The request ->
Your task is to count the lines of the entries below that include the word "velocity" and to give only the resulting number.

---------- Material for this exercise ----------

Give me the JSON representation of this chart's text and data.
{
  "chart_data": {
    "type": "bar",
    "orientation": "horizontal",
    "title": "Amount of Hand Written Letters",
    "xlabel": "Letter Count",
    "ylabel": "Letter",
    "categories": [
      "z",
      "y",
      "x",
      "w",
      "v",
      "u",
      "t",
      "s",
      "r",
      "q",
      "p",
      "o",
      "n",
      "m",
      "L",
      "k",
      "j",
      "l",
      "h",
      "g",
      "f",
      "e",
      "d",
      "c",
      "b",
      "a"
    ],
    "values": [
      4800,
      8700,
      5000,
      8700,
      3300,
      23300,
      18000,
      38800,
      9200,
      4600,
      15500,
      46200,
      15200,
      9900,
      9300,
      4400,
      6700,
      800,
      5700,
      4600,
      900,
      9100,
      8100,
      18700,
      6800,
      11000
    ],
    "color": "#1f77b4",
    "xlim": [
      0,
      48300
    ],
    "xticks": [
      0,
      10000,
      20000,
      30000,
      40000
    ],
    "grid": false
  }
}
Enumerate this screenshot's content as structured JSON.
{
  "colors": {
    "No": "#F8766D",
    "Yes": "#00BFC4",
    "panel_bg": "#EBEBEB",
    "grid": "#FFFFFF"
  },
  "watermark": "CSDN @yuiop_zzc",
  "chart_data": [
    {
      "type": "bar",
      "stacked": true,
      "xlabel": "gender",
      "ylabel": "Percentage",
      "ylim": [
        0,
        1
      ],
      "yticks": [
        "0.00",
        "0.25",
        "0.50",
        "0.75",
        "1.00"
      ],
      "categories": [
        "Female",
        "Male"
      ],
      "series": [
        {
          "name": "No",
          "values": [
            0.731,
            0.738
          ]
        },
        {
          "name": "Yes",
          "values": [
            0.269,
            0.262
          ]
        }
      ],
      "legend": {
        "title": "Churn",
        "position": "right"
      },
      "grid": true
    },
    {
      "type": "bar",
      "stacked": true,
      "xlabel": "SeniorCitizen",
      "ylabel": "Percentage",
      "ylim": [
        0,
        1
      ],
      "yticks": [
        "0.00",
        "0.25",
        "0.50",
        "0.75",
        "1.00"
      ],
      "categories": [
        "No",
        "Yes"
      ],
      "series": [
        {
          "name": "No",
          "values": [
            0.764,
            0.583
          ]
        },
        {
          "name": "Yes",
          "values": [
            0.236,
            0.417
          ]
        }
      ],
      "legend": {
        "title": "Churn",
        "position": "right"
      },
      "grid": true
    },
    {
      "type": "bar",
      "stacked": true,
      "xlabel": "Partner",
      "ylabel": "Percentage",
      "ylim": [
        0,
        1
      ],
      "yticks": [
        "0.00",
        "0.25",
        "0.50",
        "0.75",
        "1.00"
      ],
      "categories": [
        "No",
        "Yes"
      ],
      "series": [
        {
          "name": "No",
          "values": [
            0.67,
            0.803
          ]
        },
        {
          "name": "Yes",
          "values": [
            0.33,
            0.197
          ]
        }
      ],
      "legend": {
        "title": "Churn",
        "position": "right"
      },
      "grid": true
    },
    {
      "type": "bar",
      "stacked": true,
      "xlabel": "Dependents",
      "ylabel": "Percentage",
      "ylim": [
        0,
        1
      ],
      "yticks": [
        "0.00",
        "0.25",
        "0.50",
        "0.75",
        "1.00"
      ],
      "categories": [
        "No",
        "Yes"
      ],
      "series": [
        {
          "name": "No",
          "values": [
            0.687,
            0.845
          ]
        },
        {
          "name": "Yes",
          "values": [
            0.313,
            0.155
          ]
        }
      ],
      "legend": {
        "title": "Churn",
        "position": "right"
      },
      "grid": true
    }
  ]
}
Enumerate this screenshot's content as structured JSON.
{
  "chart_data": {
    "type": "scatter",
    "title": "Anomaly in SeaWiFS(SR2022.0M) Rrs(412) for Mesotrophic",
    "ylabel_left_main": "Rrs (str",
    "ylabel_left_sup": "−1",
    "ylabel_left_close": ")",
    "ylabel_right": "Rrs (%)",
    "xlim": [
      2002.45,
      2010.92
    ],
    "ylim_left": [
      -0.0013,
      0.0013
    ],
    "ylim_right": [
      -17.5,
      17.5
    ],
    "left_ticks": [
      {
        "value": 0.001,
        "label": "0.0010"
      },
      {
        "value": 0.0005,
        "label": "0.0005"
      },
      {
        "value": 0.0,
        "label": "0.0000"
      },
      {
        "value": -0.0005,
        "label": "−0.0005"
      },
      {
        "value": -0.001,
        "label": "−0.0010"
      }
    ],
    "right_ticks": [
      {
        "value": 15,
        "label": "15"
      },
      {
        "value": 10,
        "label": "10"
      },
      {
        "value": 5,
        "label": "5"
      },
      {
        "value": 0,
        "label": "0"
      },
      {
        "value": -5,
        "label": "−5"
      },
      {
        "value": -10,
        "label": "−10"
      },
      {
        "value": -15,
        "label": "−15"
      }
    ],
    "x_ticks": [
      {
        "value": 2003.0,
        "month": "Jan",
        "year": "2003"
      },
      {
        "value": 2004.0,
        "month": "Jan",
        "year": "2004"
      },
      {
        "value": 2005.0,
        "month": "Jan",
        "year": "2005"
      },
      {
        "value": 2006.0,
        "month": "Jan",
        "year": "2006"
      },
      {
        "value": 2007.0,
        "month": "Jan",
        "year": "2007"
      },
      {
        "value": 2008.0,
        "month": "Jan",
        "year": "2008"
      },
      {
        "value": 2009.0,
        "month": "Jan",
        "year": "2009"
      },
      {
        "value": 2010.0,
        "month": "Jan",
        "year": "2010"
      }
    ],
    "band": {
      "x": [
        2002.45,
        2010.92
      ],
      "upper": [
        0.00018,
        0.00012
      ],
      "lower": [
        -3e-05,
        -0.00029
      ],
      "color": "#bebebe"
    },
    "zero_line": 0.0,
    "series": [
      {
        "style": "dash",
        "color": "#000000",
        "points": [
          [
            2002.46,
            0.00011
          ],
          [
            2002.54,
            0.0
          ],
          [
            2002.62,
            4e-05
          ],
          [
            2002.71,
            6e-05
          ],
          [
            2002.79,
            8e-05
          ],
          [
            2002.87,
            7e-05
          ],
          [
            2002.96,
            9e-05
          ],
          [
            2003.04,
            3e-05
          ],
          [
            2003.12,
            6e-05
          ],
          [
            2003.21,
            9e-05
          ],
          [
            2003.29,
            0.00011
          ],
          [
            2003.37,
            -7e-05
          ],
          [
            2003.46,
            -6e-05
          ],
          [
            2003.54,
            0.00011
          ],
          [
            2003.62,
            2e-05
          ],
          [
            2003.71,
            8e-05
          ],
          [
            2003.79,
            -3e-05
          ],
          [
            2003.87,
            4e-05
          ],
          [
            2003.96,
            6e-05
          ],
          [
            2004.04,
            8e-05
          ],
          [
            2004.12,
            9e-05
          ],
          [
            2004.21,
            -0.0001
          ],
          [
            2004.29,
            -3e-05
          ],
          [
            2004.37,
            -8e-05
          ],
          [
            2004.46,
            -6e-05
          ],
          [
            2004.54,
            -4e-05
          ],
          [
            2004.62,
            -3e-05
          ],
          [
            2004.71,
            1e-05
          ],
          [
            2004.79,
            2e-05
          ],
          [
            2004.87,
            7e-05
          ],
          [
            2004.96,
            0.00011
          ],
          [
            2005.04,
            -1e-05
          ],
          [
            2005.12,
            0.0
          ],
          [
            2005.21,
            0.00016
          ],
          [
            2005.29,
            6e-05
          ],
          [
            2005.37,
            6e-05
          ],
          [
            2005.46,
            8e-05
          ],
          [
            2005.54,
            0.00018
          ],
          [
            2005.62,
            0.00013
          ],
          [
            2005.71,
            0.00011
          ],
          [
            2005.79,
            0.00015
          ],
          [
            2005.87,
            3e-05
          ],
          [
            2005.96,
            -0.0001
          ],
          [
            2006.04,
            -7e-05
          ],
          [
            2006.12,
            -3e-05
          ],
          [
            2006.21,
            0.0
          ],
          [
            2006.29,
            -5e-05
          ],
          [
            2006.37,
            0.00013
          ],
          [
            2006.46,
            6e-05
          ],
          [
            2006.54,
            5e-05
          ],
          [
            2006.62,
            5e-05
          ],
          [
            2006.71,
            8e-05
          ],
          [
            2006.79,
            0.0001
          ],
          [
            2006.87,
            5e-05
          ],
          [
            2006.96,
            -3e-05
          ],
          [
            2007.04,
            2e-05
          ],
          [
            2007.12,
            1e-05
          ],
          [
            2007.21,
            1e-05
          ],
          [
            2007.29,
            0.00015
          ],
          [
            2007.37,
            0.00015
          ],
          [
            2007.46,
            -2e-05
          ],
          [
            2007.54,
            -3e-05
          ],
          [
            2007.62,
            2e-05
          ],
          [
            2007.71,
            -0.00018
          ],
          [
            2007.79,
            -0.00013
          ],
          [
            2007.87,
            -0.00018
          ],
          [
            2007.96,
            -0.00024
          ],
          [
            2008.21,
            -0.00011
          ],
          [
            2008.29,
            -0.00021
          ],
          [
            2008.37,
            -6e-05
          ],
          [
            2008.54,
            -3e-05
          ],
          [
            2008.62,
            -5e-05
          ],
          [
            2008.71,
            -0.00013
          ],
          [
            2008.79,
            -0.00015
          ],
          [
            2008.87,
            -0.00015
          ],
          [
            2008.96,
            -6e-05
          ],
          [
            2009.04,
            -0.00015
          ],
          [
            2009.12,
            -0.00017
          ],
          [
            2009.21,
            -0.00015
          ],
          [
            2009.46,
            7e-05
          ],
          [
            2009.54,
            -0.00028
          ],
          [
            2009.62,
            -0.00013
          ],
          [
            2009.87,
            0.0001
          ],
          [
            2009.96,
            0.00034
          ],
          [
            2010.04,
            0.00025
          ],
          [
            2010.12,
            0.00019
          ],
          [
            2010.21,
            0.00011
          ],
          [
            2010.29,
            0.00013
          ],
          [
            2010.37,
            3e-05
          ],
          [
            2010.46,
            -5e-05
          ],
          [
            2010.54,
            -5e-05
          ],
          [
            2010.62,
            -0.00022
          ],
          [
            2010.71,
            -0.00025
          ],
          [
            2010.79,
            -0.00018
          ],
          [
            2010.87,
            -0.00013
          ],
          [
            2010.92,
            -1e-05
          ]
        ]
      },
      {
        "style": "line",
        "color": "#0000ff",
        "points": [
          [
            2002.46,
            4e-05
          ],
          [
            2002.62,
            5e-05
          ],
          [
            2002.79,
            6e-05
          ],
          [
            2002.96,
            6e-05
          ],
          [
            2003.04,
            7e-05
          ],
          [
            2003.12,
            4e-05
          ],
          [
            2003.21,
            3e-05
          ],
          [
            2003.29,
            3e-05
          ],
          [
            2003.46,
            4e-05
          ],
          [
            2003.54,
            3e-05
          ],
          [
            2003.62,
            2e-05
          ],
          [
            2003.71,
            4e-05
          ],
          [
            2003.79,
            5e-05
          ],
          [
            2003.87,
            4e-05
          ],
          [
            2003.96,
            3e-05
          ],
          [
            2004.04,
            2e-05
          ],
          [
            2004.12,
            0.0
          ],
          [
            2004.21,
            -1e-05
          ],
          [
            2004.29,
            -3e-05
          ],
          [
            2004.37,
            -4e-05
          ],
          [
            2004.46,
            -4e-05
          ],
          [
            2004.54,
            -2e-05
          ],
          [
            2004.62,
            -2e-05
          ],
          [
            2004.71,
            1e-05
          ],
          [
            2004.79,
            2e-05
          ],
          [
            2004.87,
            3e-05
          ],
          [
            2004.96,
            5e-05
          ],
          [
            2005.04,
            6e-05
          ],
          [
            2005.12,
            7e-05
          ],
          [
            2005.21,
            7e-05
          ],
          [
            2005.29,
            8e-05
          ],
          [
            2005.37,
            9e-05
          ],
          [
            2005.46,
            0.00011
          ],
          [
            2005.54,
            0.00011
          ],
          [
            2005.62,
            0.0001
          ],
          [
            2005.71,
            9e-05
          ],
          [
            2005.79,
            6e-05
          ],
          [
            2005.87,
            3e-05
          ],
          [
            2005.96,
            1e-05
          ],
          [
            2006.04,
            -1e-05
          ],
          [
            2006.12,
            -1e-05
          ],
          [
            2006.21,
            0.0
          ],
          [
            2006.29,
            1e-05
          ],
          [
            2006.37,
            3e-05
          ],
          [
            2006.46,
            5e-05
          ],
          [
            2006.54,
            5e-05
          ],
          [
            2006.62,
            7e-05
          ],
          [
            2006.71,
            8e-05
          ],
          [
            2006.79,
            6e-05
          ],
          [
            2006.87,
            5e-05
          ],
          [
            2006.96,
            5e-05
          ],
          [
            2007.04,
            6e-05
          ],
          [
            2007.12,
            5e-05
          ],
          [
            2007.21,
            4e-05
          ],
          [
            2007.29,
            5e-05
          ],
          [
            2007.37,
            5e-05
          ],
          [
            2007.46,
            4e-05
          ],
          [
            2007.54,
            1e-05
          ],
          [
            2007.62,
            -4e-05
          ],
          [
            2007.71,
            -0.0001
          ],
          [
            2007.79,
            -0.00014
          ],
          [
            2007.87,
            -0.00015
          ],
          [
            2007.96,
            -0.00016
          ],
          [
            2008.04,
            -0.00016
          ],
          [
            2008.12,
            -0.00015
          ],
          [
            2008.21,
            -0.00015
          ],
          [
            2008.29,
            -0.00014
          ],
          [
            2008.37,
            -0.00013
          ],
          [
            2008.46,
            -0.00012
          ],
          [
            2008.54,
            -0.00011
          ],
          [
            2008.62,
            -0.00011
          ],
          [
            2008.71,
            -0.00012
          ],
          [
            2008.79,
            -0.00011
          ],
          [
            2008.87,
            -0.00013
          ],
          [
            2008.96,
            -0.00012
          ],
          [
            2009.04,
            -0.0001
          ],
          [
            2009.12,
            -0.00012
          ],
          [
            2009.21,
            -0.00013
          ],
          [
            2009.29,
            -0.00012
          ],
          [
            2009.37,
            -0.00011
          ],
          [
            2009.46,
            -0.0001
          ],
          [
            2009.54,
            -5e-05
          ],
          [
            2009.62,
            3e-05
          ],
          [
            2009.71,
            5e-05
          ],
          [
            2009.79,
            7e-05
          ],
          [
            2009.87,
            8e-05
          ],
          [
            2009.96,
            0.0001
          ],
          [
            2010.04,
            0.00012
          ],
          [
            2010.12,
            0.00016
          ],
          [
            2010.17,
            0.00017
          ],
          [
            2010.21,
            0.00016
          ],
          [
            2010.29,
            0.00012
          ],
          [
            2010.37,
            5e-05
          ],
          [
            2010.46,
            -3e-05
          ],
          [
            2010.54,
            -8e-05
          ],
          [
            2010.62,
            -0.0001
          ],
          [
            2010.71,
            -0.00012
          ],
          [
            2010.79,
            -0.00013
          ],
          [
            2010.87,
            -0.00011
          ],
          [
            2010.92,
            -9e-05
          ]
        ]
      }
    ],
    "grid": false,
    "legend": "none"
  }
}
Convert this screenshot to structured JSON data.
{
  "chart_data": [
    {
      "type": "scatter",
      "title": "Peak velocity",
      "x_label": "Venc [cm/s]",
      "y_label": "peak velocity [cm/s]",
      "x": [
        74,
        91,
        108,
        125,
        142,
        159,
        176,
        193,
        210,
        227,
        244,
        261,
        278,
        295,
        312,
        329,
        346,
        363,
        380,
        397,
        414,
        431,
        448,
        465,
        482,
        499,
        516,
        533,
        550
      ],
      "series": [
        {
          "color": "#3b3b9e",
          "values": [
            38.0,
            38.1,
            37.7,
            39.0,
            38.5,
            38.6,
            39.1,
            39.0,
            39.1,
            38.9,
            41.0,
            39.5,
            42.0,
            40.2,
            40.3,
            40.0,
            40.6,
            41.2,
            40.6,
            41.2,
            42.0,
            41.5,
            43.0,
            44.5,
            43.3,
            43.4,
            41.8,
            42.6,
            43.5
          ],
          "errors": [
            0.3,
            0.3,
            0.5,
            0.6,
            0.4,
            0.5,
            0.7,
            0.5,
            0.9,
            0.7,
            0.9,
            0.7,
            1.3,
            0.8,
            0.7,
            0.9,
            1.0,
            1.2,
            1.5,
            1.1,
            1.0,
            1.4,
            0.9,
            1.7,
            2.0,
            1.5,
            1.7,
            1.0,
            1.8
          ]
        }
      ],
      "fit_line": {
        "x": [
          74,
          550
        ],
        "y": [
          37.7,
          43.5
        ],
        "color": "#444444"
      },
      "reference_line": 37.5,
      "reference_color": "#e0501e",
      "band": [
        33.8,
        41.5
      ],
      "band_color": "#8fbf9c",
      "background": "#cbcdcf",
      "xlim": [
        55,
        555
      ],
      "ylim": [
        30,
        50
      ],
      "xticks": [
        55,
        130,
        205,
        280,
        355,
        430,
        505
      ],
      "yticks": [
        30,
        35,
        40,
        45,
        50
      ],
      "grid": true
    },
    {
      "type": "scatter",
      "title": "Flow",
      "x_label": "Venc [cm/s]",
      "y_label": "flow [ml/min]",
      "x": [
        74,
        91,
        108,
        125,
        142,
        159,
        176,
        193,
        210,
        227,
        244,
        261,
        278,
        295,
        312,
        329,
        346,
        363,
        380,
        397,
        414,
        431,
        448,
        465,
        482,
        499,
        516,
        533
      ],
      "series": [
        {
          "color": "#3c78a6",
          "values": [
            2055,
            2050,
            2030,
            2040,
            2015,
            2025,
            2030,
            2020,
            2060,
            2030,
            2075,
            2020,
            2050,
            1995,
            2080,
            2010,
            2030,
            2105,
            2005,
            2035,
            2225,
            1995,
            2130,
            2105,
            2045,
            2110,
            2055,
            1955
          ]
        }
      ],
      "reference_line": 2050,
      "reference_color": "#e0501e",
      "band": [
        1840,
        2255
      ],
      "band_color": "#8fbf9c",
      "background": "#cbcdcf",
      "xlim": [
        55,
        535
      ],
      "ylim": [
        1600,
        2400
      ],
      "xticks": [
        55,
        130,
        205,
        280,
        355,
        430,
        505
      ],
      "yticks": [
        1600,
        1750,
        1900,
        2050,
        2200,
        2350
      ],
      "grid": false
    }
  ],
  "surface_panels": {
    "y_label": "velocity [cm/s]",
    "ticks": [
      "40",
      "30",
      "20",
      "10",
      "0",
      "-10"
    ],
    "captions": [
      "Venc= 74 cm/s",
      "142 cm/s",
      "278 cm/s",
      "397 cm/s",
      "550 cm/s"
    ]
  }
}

----------

Task response ->
3